Task objective: Quote the entries that follow exactly, leaving none out.

* Begin *

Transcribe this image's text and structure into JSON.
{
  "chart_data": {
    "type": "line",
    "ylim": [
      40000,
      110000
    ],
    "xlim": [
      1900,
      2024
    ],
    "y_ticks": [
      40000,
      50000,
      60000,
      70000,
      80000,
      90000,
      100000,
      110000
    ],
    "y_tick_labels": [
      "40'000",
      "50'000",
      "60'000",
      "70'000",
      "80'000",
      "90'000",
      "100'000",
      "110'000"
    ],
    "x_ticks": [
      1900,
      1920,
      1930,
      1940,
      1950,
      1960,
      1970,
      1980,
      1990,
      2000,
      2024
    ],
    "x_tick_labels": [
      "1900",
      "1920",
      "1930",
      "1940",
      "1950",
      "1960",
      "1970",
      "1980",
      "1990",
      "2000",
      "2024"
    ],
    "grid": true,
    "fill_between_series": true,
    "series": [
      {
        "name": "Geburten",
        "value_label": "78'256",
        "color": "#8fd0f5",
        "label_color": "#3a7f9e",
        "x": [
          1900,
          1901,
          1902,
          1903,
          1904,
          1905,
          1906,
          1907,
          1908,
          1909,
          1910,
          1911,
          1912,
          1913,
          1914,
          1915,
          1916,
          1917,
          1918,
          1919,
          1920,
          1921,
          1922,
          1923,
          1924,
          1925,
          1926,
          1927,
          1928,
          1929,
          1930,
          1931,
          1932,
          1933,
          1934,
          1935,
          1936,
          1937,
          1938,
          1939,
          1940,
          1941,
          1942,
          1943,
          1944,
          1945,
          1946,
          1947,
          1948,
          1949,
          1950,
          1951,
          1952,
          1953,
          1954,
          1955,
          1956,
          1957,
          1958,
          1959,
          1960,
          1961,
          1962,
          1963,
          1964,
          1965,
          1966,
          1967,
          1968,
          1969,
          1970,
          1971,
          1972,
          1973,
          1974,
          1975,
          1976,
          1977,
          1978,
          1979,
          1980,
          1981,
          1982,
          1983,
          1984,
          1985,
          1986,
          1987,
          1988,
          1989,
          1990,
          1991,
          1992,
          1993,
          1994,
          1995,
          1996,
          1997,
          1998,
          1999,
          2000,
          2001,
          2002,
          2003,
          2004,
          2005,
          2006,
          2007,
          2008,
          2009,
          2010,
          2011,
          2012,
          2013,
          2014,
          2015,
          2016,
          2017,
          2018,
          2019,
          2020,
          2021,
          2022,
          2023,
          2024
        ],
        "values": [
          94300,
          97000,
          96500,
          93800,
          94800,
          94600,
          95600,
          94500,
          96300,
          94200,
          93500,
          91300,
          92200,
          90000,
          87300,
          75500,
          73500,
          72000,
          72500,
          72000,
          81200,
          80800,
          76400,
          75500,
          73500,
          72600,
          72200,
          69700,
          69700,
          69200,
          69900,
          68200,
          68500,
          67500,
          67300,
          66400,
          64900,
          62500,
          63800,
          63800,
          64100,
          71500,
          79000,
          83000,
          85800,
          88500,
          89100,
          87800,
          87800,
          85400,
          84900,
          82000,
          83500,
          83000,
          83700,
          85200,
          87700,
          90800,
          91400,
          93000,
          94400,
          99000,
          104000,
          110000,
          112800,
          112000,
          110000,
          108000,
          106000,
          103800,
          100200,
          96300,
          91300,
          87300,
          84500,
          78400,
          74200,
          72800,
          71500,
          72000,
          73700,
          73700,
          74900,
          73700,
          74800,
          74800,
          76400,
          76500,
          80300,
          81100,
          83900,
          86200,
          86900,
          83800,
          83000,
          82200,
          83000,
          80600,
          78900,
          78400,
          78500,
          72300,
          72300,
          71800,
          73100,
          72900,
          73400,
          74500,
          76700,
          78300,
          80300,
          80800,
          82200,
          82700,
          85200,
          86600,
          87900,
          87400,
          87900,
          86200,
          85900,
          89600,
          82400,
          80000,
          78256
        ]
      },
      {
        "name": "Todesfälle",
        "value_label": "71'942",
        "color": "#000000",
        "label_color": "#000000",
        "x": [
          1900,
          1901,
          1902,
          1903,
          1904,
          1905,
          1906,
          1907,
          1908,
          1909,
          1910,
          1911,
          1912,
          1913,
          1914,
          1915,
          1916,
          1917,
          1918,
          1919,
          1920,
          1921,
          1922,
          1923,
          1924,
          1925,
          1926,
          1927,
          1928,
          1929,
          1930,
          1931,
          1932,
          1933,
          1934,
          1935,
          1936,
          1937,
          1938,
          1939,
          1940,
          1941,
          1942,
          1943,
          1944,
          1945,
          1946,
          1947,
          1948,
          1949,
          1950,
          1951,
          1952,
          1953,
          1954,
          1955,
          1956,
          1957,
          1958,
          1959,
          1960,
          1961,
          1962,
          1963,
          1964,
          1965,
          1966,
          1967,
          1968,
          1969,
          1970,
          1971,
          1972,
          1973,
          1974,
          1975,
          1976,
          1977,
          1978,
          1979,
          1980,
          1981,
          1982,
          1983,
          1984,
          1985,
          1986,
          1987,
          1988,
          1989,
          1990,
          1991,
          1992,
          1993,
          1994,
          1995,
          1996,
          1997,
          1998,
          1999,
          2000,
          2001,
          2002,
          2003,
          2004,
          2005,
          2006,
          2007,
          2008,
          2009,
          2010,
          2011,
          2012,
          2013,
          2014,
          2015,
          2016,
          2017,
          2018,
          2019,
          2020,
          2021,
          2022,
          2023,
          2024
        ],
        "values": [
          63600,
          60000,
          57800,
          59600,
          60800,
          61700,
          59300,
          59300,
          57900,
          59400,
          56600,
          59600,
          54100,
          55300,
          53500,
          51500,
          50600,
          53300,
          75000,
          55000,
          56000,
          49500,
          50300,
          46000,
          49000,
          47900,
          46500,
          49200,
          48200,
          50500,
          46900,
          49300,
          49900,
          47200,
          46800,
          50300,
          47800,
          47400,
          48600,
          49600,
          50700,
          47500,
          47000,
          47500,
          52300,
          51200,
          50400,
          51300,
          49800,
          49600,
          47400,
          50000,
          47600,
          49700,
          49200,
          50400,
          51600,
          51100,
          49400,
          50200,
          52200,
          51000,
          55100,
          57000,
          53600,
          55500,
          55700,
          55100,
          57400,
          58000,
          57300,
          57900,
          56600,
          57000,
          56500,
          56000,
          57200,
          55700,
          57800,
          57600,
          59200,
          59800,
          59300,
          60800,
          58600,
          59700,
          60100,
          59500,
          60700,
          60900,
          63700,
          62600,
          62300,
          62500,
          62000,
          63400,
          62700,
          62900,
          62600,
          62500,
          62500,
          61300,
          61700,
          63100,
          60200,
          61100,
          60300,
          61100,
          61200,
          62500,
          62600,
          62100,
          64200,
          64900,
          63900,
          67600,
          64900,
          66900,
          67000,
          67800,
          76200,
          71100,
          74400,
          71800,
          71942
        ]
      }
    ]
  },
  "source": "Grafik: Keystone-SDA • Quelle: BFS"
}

* End *

Result:
Transcribe this image's text and structure into JSON.
{
  "chart_data": {
    "type": "line",
    "ylim": [
      40000,
      110000
    ],
    "xlim": [
      1900,
      2024
    ],
    "y_ticks": [
      40000,
      50000,
      60000,
      70000,
      80000,
      90000,
      100000,
      110000
    ],
    "y_tick_labels": [
      "40'000",
      "50'000",
      "60'000",
      "70'000",
      "80'000",
      "90'000",
      "100'000",
      "110'000"
    ],
    "x_ticks": [
      1900,
      1920,
      1930,
      1940,
      1950,
      1960,
      1970,
      1980,
      1990,
      2000,
      2024
    ],
    "x_tick_labels": [
      "1900",
      "1920",
      "1930",
      "1940",
      "1950",
      "1960",
      "1970",
      "1980",
      "1990",
      "2000",
      "2024"
    ],
    "grid": true,
    "fill_between_series": true,
    "series": [
      {
        "name": "Geburten",
        "value_label": "78'256",
        "color": "#8fd0f5",
        "label_color": "#3a7f9e",
        "x": [
          1900,
          1901,
          1902,
          1903,
          1904,
          1905,
          1906,
          1907,
          1908,
          1909,
          1910,
          1911,
          1912,
          1913,
          1914,
          1915,
          1916,
          1917,
          1918,
          1919,
          1920,
          1921,
          1922,
          1923,
          1924,
          1925,
          1926,
          1927,
          1928,
          1929,
          1930,
          1931,
          1932,
          1933,
          1934,
          1935,
          1936,
          1937,
          1938,
          1939,
          1940,
          1941,
          1942,
          1943,
          1944,
          1945,
          1946,
          1947,
          1948,
          1949,
          1950,
          1951,
          1952,
          1953,
          1954,
          1955,
          1956,
          1957,
          1958,
          1959,
          1960,
          1961,
          1962,
          1963,
          1964,
          1965,
          1966,
          1967,
          1968,
          1969,
          1970,
          1971,
          1972,
          1973,
          1974,
          1975,
          1976,
          1977,
          1978,
          1979,
          1980,
          1981,
          1982,
          1983,
          1984,
          1985,
          1986,
          1987,
          1988,
          1989,
          1990,
          1991,
          1992,
          1993,
          1994,
          1995,
          1996,
          1997,
          1998,
          1999,
          2000,
          2001,
          2002,
          2003,
          2004,
          2005,
          2006,
          2007,
          2008,
          2009,
          2010,
          2011,
          2012,
          2013,
          2014,
          2015,
          2016,
          2017,
          2018,
          2019,
          2020,
          2021,
          2022,
          2023,
          2024
        ],
        "values": [
          94300,
          97000,
          96500,
          93800,
          94800,
          94600,
          95600,
          94500,
          96300,
          94200,
          93500,
          91300,
          92200,
          90000,
          87300,
          75500,
          73500,
          72000,
          72500,
          72000,
          81200,
          80800,
          76400,
          75500,
          73500,
          72600,
          72200,
          69700,
          69700,
          69200,
          69900,
          68200,
          68500,
          67500,
          67300,
          66400,
          64900,
          62500,
          63800,
          63800,
          64100,
          71500,
          79000,
          83000,
          85800,
          88500,
          89100,
          87800,
          87800,
          85400,
          84900,
          82000,
          83500,
          83000,
          83700,
          85200,
          87700,
          90800,
          91400,
          93000,
          94400,
          99000,
          104000,
          110000,
          112800,
          112000,
          110000,
          108000,
          106000,
          103800,
          100200,
          96300,
          91300,
          87300,
          84500,
          78400,
          74200,
          72800,
          71500,
          72000,
          73700,
          73700,
          74900,
          73700,
          74800,
          74800,
          76400,
          76500,
          80300,
          81100,
          83900,
          86200,
          86900,
          83800,
          83000,
          82200,
          83000,
          80600,
          78900,
          78400,
          78500,
          72300,
          72300,
          71800,
          73100,
          72900,
          73400,
          74500,
          76700,
          78300,
          80300,
          80800,
          82200,
          82700,
          85200,
          86600,
          87900,
          87400,
          87900,
          86200,
          85900,
          89600,
          82400,
          80000,
          78256
        ]
      },
      {
        "name": "Todesfälle",
        "value_label": "71'942",
        "color": "#000000",
        "label_color": "#000000",
        "x": [
          1900,
          1901,
          1902,
          1903,
          1904,
          1905,
          1906,
          1907,
          1908,
          1909,
          1910,
          1911,
          1912,
          1913,
          1914,
          1915,
          1916,
          1917,
          1918,
          1919,
          1920,
          1921,
          1922,
          1923,
          1924,
          1925,
          1926,
          1927,
          1928,
          1929,
          1930,
          1931,
          1932,
          1933,
          1934,
          1935,
          1936,
          1937,
          1938,
          1939,
          1940,
          1941,
          1942,
          1943,
          1944,
          1945,
          1946,
          1947,
          1948,
          1949,
          1950,
          1951,
          1952,
          1953,
          1954,
          1955,
          1956,
          1957,
          1958,
          1959,
          1960,
          1961,
          1962,
          1963,
          1964,
          1965,
          1966,
          1967,
          1968,
          1969,
          1970,
          1971,
          1972,
          1973,
          1974,
          1975,
          1976,
          1977,
          1978,
          1979,
          1980,
          1981,
          1982,
          1983,
          1984,
          1985,
          1986,
          1987,
          1988,
          1989,
          1990,
          1991,
          1992,
          1993,
          1994,
          1995,
          1996,
          1997,
          1998,
          1999,
          2000,
          2001,
          2002,
          2003,
          2004,
          2005,
          2006,
          2007,
          2008,
          2009,
          2010,
          2011,
          2012,
          2013,
          2014,
          2015,
          2016,
          2017,
          2018,
          2019,
          2020,
          2021,
          2022,
          2023,
          2024
        ],
        "values": [
          63600,
          60000,
          57800,
          59600,
          60800,
          61700,
          59300,
          59300,
          57900,
          59400,
          56600,
          59600,
          54100,
          55300,
          53500,
          51500,
          50600,
          53300,
          75000,
          55000,
          56000,
          49500,
          50300,
          46000,
          49000,
          47900,
          46500,
          49200,
          48200,
          50500,
          46900,
          49300,
          49900,
          47200,
          46800,
          50300,
          47800,
          47400,
          48600,
          49600,
          50700,
          47500,
          47000,
          47500,
          52300,
          51200,
          50400,
          51300,
          49800,
          49600,
          47400,
          50000,
          47600,
          49700,
          49200,
          50400,
          51600,
          51100,
          49400,
          50200,
          52200,
          51000,
          55100,
          57000,
          53600,
          55500,
          55700,
          55100,
          57400,
          58000,
          57300,
          57900,
          56600,
          57000,
          56500,
          56000,
          57200,
          55700,
          57800,
          57600,
          59200,
          59800,
          59300,
          60800,
          58600,
          59700,
          60100,
          59500,
          60700,
          60900,
          63700,
          62600,
          62300,
          62500,
          62000,
          63400,
          62700,
          62900,
          62600,
          62500,
          62500,
          61300,
          61700,
          63100,
          60200,
          61100,
          60300,
          61100,
          61200,
          62500,
          62600,
          62100,
          64200,
          64900,
          63900,
          67600,
          64900,
          66900,
          67000,
          67800,
          76200,
          71100,
          74400,
          71800,
          71942
        ]
      }
    ]
  },
  "source": "Grafik: Keystone-SDA • Quelle: BFS"
}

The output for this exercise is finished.